--- What is being asked ---
Keep only the lines where "duration" appears.
* * * * * * * * *
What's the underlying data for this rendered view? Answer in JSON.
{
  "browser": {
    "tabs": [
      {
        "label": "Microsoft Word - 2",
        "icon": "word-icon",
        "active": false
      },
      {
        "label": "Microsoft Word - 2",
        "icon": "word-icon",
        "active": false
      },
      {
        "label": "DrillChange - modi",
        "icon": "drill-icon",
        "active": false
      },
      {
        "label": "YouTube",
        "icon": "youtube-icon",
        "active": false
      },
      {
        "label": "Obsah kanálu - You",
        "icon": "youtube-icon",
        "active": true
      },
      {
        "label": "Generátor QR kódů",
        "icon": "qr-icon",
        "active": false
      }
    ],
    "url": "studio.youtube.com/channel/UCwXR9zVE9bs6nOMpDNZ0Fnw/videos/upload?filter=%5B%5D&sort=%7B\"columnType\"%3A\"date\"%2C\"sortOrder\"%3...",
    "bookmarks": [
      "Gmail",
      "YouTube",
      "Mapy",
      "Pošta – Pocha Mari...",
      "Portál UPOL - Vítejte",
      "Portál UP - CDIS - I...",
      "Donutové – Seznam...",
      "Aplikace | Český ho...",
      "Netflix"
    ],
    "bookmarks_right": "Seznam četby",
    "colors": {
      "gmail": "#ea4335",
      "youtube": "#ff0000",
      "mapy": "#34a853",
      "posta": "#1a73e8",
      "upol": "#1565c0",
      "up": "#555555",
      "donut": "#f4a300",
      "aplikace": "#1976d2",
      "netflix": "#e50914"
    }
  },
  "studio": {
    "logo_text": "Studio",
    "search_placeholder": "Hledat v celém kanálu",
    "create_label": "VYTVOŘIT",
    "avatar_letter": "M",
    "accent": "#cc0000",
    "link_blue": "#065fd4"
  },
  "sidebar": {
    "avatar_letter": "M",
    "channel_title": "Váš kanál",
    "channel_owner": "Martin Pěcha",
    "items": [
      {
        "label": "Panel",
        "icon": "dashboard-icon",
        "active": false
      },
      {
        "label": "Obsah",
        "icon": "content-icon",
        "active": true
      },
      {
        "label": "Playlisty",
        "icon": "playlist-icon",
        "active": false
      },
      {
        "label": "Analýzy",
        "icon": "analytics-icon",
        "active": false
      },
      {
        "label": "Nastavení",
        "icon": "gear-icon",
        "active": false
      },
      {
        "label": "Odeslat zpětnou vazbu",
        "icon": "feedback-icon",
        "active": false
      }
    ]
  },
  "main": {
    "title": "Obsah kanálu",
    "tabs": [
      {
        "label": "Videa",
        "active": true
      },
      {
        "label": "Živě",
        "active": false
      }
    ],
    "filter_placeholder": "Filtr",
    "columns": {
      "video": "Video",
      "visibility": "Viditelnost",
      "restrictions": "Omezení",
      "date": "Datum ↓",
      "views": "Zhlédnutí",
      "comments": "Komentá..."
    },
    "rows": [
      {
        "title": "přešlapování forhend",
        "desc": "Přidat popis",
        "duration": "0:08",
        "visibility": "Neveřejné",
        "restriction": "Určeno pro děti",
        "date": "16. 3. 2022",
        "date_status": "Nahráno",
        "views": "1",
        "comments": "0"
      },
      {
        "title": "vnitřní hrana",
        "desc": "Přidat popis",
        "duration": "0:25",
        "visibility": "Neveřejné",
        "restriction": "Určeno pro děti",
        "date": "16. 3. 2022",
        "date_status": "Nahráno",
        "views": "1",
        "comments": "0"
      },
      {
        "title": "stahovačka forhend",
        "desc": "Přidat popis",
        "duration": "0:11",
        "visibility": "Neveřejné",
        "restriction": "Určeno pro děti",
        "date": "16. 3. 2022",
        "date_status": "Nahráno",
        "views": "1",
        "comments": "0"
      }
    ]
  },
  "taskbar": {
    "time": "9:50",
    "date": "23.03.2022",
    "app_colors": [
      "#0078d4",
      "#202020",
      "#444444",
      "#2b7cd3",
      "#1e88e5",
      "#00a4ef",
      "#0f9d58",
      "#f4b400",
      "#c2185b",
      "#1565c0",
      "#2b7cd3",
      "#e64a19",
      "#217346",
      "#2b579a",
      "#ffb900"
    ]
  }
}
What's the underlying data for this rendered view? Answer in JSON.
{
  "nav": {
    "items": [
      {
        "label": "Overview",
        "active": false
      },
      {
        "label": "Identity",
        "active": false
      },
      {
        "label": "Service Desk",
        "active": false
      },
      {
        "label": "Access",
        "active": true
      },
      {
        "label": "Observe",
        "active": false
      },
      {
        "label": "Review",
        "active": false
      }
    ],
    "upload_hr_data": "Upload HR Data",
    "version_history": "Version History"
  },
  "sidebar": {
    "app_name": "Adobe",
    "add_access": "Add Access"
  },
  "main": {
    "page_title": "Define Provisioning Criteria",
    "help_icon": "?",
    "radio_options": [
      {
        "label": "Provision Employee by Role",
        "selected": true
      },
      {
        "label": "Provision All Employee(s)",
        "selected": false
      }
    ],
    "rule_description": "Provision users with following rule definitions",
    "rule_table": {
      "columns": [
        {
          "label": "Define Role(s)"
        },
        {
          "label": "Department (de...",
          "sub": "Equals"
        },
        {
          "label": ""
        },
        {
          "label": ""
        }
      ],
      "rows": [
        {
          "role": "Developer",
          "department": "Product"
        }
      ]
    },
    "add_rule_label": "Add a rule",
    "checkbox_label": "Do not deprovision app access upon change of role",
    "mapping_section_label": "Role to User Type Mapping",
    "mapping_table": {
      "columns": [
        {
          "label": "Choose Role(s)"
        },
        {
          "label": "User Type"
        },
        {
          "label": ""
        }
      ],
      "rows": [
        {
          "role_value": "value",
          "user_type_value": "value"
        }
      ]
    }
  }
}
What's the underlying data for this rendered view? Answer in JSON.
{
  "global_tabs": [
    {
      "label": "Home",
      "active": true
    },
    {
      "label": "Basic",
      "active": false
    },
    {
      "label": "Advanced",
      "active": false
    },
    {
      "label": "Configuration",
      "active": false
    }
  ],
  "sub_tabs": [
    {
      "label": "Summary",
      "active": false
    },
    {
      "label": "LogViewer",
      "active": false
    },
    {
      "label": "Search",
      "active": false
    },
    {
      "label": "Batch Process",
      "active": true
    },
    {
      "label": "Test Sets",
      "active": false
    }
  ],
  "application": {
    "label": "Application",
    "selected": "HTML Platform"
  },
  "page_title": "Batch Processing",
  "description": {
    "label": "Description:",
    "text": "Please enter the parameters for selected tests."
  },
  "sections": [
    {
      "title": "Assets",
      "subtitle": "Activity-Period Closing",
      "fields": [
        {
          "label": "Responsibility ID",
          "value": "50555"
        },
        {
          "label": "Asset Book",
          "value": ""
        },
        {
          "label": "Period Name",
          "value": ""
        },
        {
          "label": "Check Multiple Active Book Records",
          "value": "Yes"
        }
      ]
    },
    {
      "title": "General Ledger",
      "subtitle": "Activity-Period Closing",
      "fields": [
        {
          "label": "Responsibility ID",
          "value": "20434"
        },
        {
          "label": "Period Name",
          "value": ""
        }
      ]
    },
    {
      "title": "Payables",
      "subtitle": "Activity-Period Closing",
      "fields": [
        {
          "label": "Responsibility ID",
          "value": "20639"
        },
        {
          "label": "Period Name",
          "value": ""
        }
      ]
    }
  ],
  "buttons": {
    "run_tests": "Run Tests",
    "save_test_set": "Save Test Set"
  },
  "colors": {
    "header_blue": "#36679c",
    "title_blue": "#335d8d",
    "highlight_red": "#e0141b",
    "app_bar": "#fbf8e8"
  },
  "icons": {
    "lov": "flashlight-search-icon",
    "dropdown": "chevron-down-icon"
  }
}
* * * * * * * * *
--- Final result ---
        "duration": "0:08",
        "duration": "0:25",
        "duration": "0:11",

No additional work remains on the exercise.